## [Records supplied]
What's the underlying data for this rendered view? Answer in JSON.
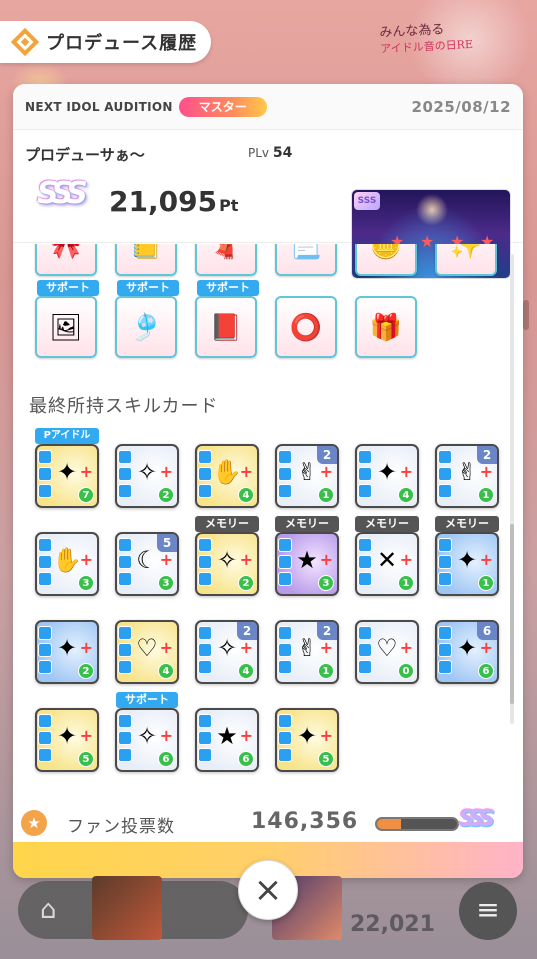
{
  "header": {
    "title": "プロデュース履歴",
    "icon": "produce-history-icon"
  },
  "background": {
    "logo_line1": "みんな為る",
    "logo_line2": "アイドル音の日RE",
    "score": "22,021"
  },
  "result": {
    "audition_name": "NEXT IDOL AUDITION",
    "difficulty": "マスター",
    "date": "2025/08/12",
    "producer_name": "プロデューサぁ～",
    "plv_label": "PLv",
    "plv_value": "54",
    "rank": "SSS",
    "score": "21,095",
    "score_unit": "Pt",
    "thumb_rank": "SSS"
  },
  "items": {
    "support_label": "サポート"
  },
  "skill_section": {
    "title": "最終所持スキルカード"
  },
  "tags": {
    "memory": "メモリー",
    "pidol": "Pアイドル",
    "support": "サポート"
  },
  "cards": [
    {
      "num": "7",
      "lvl": ""
    },
    {
      "num": "2",
      "lvl": ""
    },
    {
      "num": "4",
      "lvl": ""
    },
    {
      "num": "1",
      "lvl": "2"
    },
    {
      "num": "4",
      "lvl": ""
    },
    {
      "num": "1",
      "lvl": "2"
    },
    {
      "num": "3",
      "lvl": ""
    },
    {
      "num": "3",
      "lvl": "5"
    },
    {
      "num": "2",
      "lvl": ""
    },
    {
      "num": "3",
      "lvl": ""
    },
    {
      "num": "1",
      "lvl": ""
    },
    {
      "num": "1",
      "lvl": ""
    },
    {
      "num": "2",
      "lvl": ""
    },
    {
      "num": "4",
      "lvl": ""
    },
    {
      "num": "4",
      "lvl": "2"
    },
    {
      "num": "1",
      "lvl": "2"
    },
    {
      "num": "0",
      "lvl": ""
    },
    {
      "num": "6",
      "lvl": "6"
    },
    {
      "num": "5",
      "lvl": ""
    },
    {
      "num": "6",
      "lvl": ""
    },
    {
      "num": "6",
      "lvl": ""
    },
    {
      "num": "5",
      "lvl": ""
    }
  ],
  "fan_votes": {
    "label": "ファン投票数",
    "value": "146,356",
    "progress": 0.3,
    "rank": "SSS"
  },
  "close_button": "×",
  "colors": {
    "accent_blue": "#33a9f0",
    "master_pink": "#ff4f8c",
    "memory_gray": "#555555"
  }
}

## [Exercise objective]
Extract the entries in full, exactly as they are, minus the pictures.

## [Worked solution]
What's the underlying data for this rendered view? Answer in JSON.
{
  "header": {
    "title": "プロデュース履歴",
    "icon": "produce-history-icon"
  },
  "background": {
    "logo_line1": "みんな為る",
    "logo_line2": "アイドル音の日RE",
    "score": "22,021"
  },
  "result": {
    "audition_name": "NEXT IDOL AUDITION",
    "difficulty": "マスター",
    "date": "2025/08/12",
    "producer_name": "プロデューサぁ～",
    "plv_label": "PLv",
    "plv_value": "54",
    "rank": "SSS",
    "score": "21,095",
    "score_unit": "Pt",
    "thumb_rank": "SSS"
  },
  "items": {
    "support_label": "サポート"
  },
  "skill_section": {
    "title": "最終所持スキルカード"
  },
  "tags": {
    "memory": "メモリー",
    "pidol": "Pアイドル",
    "support": "サポート"
  },
  "cards": [
    {
      "num": "7",
      "lvl": ""
    },
    {
      "num": "2",
      "lvl": ""
    },
    {
      "num": "4",
      "lvl": ""
    },
    {
      "num": "1",
      "lvl": "2"
    },
    {
      "num": "4",
      "lvl": ""
    },
    {
      "num": "1",
      "lvl": "2"
    },
    {
      "num": "3",
      "lvl": ""
    },
    {
      "num": "3",
      "lvl": "5"
    },
    {
      "num": "2",
      "lvl": ""
    },
    {
      "num": "3",
      "lvl": ""
    },
    {
      "num": "1",
      "lvl": ""
    },
    {
      "num": "1",
      "lvl": ""
    },
    {
      "num": "2",
      "lvl": ""
    },
    {
      "num": "4",
      "lvl": ""
    },
    {
      "num": "4",
      "lvl": "2"
    },
    {
      "num": "1",
      "lvl": "2"
    },
    {
      "num": "0",
      "lvl": ""
    },
    {
      "num": "6",
      "lvl": "6"
    },
    {
      "num": "5",
      "lvl": ""
    },
    {
      "num": "6",
      "lvl": ""
    },
    {
      "num": "6",
      "lvl": ""
    },
    {
      "num": "5",
      "lvl": ""
    }
  ],
  "fan_votes": {
    "label": "ファン投票数",
    "value": "146,356",
    "progress": 0.3,
    "rank": "SSS"
  },
  "close_button": "×",
  "colors": {
    "accent_blue": "#33a9f0",
    "master_pink": "#ff4f8c",
    "memory_gray": "#555555"
  }
}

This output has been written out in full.